* Prompt *
Find every line below that contains the word "acumuladores" and copy it out.

————————

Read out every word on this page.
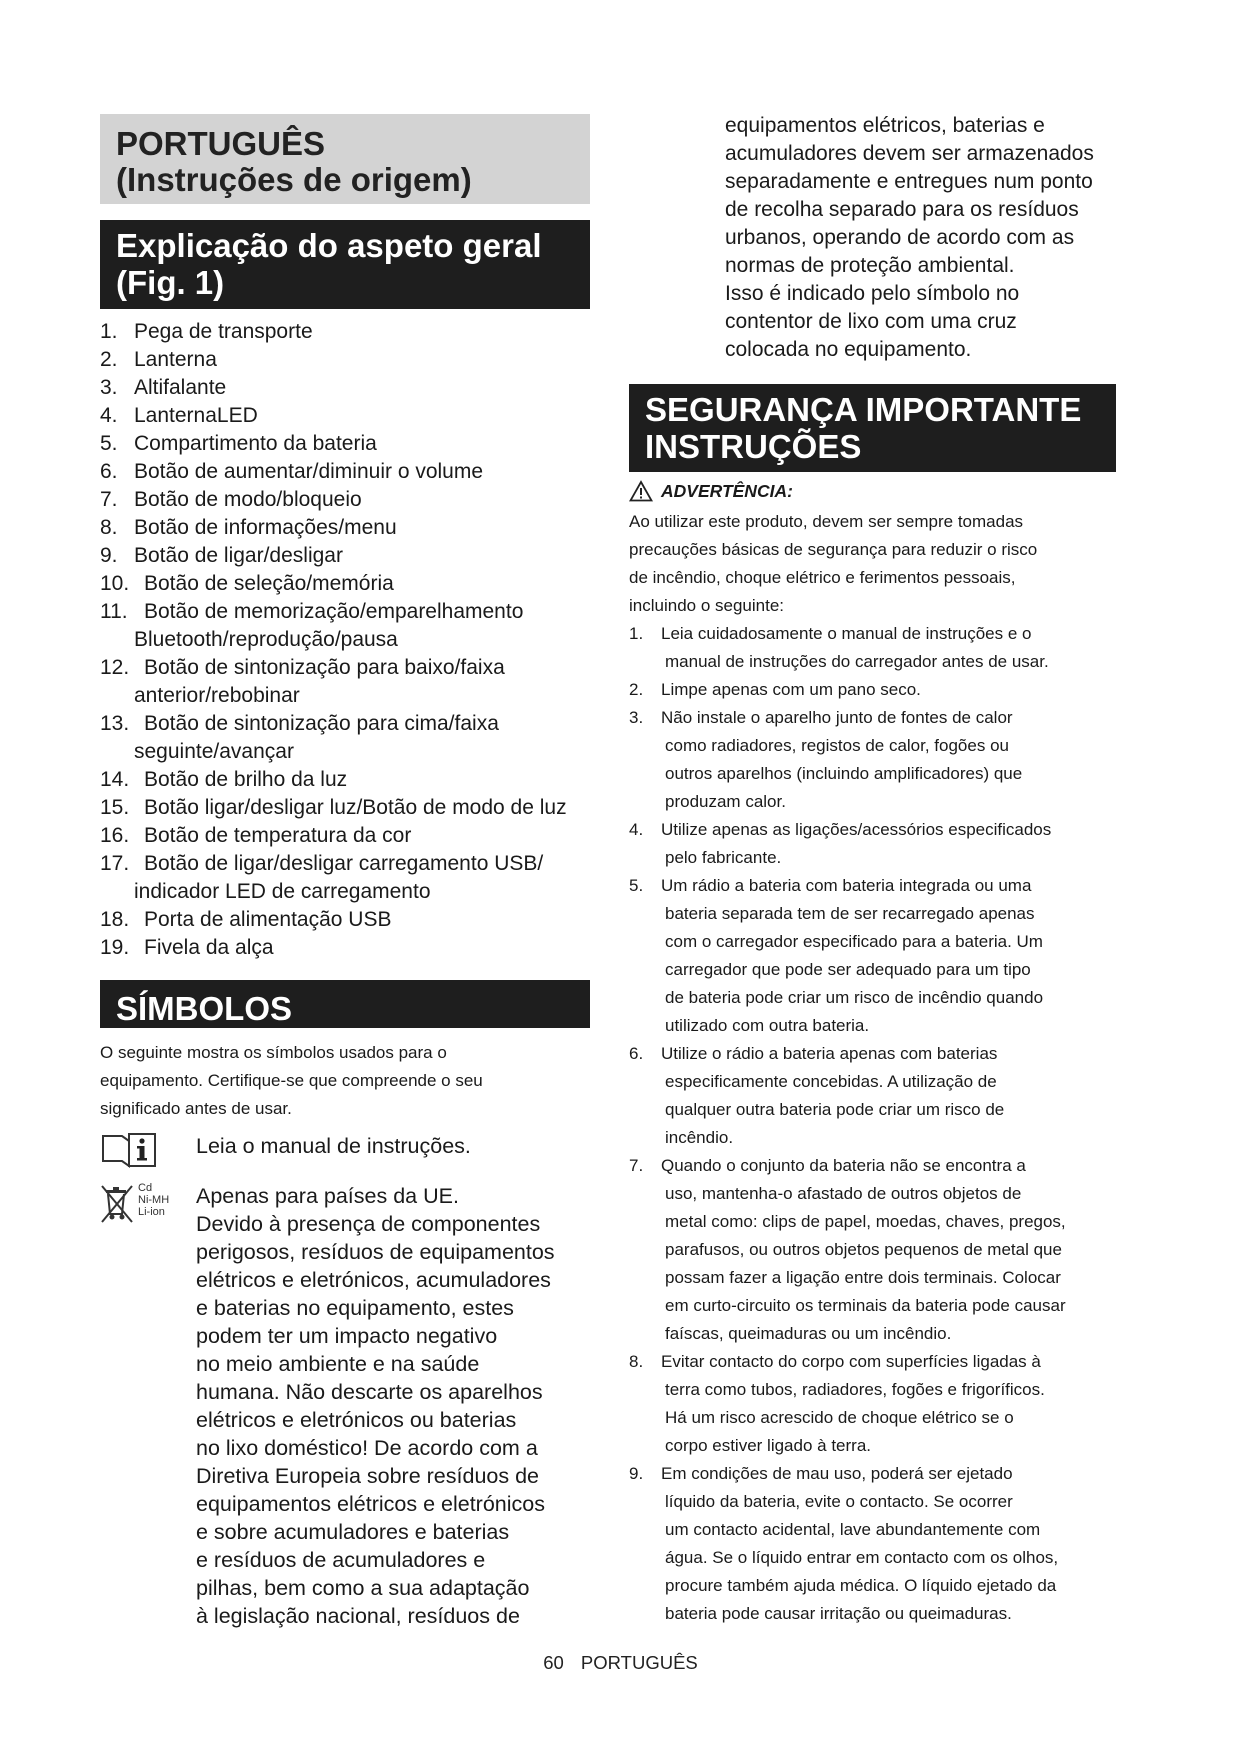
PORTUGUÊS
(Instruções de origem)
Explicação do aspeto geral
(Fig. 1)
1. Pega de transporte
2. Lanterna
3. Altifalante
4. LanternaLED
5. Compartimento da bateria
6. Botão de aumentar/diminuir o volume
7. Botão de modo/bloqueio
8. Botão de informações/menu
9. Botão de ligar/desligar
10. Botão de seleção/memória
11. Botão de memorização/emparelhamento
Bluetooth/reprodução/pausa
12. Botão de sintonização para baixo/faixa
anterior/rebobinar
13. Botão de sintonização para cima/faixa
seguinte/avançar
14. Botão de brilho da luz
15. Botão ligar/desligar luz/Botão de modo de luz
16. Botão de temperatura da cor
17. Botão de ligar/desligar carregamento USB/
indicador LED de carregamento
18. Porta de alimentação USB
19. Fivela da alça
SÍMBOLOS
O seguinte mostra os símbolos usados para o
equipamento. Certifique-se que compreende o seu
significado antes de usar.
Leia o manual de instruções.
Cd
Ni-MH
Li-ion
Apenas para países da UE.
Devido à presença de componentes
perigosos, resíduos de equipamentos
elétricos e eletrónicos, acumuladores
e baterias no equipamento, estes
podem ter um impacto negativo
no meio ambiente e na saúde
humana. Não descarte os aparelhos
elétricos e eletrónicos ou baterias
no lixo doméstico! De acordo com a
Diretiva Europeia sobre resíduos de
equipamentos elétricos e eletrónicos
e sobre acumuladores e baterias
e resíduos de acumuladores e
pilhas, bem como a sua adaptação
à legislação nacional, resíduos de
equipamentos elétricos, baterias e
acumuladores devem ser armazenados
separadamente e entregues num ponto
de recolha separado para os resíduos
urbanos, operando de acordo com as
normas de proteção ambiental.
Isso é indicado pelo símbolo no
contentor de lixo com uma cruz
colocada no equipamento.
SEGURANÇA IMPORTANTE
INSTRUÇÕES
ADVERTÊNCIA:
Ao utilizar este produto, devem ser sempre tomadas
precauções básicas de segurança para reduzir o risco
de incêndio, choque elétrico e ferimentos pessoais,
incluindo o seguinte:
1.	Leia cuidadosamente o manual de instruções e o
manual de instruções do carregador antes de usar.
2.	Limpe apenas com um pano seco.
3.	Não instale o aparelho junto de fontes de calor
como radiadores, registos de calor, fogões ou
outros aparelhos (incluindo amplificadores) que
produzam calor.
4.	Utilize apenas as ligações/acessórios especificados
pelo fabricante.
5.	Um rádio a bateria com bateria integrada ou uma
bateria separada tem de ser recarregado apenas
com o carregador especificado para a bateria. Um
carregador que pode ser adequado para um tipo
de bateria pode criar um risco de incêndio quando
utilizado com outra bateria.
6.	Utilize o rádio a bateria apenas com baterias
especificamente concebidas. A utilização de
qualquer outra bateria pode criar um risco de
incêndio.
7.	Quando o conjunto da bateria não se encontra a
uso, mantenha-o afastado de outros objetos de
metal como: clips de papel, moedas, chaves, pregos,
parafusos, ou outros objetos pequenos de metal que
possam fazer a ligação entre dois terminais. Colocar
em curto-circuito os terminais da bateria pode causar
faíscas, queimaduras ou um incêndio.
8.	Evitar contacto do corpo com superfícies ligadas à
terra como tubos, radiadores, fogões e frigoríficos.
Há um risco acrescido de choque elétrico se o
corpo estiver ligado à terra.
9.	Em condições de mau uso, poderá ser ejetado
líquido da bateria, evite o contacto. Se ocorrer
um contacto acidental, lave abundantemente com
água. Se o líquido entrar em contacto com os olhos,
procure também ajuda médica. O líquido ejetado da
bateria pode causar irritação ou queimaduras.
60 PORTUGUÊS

————————

* Full solution *
elétricos e eletrónicos, acumuladores
e sobre acumuladores e baterias
e resíduos de acumuladores e
acumuladores devem ser armazenados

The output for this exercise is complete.